**PAGE:**
※

Street/Urban Wear Expert
The word on the street is... fashion! Our sassy Street Wear Expert Chako is the urban outfitter you need to sport serious threads, G.
Cocktail Party Blues and Assignment No. 1
Cocktail Party Blues and Assignment No. 1
Let me set up a scenario for you: It’s Friday night. You’ve just been invited to a
college cocktail party and that means NO jeans. What do you wear?
I faced this dilemma last Friday night and finally came up with an idea: a short
striped mini, pointy-toed black stiletto sling backs and a black wrap shirt. I wasn’t sure if
this would be appropriate or just a little too wild, but I was very curious as to what the
whole atmosphere might be like. It was all too soon before I found out...
The question that I pose to you is, ‘When you walk into a room, what catches
your eye among the throng of attendees?’ (and I’m not talking about the most attractive
person in the room, but along those superficial lines of outer appearance.) What if
nothing catches your eye? How many times have you been to a party and noticed that
everyone is pretty much wearing their “party uniform”- e.g. tight black pants, body
hugging tank top or tube top? Or worse yet, how many times have you caught yourself
wearing what everyone else is wearing? Sometimes it seems like you can’t pick out one
person as much as think of the whole crowd as one person. What I’m trying to encourage
here is trying to think differently about what you are wearing, about how you choose to
express yourself through fashion (that is, if you choose to express yourself through
fashion). And, yes, ladies, I take fashion as an art!
It has always been a mystery to me as to why college co-eds feel the need to
religiously root through their J. Crew and Banana Republic catalogues (catalogues, mind
you, NOT stores because it’s easier to shop from home) instead of piecing together
ensembles from a variety of different places. If there is one fashion faux pas, it has got to
be wearing one designer from head to toe or picking the outfit straight from the display.
Afterall, the saying goes that “variety is the spice of life”.
It was a crying shame that everyone was on the same thinking level as far as
fashion went. A cocktail party is always an ample opportunity to put away your run-of-
the-mill jeans and t-shirt ensemble and break out the nice stuff. My eyes witnesses what
they hoped they would not when they saw most of the ladies in their black pants and
body-conscious lycra shirts or their simple floral tank dresses (although there were one or
two that strayed from the norm) or the outfit they plucked straight from the window
model at BEBE. And there I was, standing at the welcome matt peering in like, “Sh*t!“
There’s always that paradox you feel when you’re the ‘different’ one. In one sense, I was
glad that my fashion mentality didn’t fall in synch with everyone else, but on the other
hand, I felt like I was in the wrong place or just back in high school again (those times are
I’m not trying to sound like my sense of style is on a higher echelon than anyone
else’s, I’m simply wondering where the creativity has gone in the way people put
themselves together. We’re so used to being bombarded with media and pop culture, that
I think a lot of us have forgotten to think for ourselves instead of dressing like our
favorite pop star or anti-pop star (which is just terrifically big in Japan). Everything is
either ‘hot’ or ‘not’ and quite frankly we should know by now that there is always a
grayscale. What is even more annoying is that anti-fashion and anti-pop-culture are
becoming exactly what they initially railed against- pop culture. The scary part is that
most have come to accept that it is a lost cause (Just look at anything in Urban Outfitters).

※

**REQUIREMENT 1:**
Reproduce the entry below line for line, leaving every character unchanged.

※

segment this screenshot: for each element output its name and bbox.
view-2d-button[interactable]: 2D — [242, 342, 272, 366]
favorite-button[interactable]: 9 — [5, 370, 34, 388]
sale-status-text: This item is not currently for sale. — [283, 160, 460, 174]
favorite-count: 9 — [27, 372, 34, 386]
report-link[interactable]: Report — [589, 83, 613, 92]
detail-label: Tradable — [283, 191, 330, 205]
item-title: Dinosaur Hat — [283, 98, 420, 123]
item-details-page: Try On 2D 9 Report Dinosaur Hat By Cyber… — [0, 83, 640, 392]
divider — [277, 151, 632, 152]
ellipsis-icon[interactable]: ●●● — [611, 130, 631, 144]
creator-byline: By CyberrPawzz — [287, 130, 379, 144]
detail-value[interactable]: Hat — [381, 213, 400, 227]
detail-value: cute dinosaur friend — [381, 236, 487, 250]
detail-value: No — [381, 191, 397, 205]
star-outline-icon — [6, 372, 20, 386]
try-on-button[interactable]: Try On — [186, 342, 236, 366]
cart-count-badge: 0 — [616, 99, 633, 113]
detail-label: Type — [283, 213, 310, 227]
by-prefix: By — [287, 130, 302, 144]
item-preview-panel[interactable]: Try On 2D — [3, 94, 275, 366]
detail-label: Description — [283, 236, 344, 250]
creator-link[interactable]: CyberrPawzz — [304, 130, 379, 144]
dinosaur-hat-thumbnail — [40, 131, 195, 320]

※

**REQUIREMENT 2:**
Repeat the part of the street-wear column starting at "Street/Urban Wear Expert" and ending at "serious threads, G.", word for word.

**FINISHED ANSWER 1:**
segment this screenshot: for each element output its name and bbox.
view-2d-button[interactable]: 2D — [242, 342, 272, 366]
favorite-button[interactable]: 9 — [5, 370, 34, 388]
sale-status-text: This item is not currently for sale. — [283, 160, 460, 174]
favorite-count: 9 — [27, 372, 34, 386]
report-link[interactable]: Report — [589, 83, 613, 92]
detail-label: Tradable — [283, 191, 330, 205]
item-title: Dinosaur Hat — [283, 98, 420, 123]
item-details-page: Try On 2D 9 Report Dinosaur Hat By Cyber… — [0, 83, 640, 392]
divider — [277, 151, 632, 152]
ellipsis-icon[interactable]: ●●● — [611, 130, 631, 144]
creator-byline: By CyberrPawzz — [287, 130, 379, 144]
detail-value[interactable]: Hat — [381, 213, 400, 227]
detail-value: cute dinosaur friend — [381, 236, 487, 250]
detail-value: No — [381, 191, 397, 205]
star-outline-icon — [6, 372, 20, 386]
try-on-button[interactable]: Try On — [186, 342, 236, 366]
cart-count-badge: 0 — [616, 99, 633, 113]
detail-label: Type — [283, 213, 310, 227]
by-prefix: By — [287, 130, 302, 144]
item-preview-panel[interactable]: Try On 2D — [3, 94, 275, 366]
detail-label: Description — [283, 236, 344, 250]
creator-link[interactable]: CyberrPawzz — [304, 130, 379, 144]
dinosaur-hat-thumbnail — [40, 131, 195, 320]

**FINISHED ANSWER 2:**
Street/Urban Wear Expert
The word on the street is... fashion! Our sassy Street Wear Expert Chako is the urban outfitter you need to sport serious threads, G.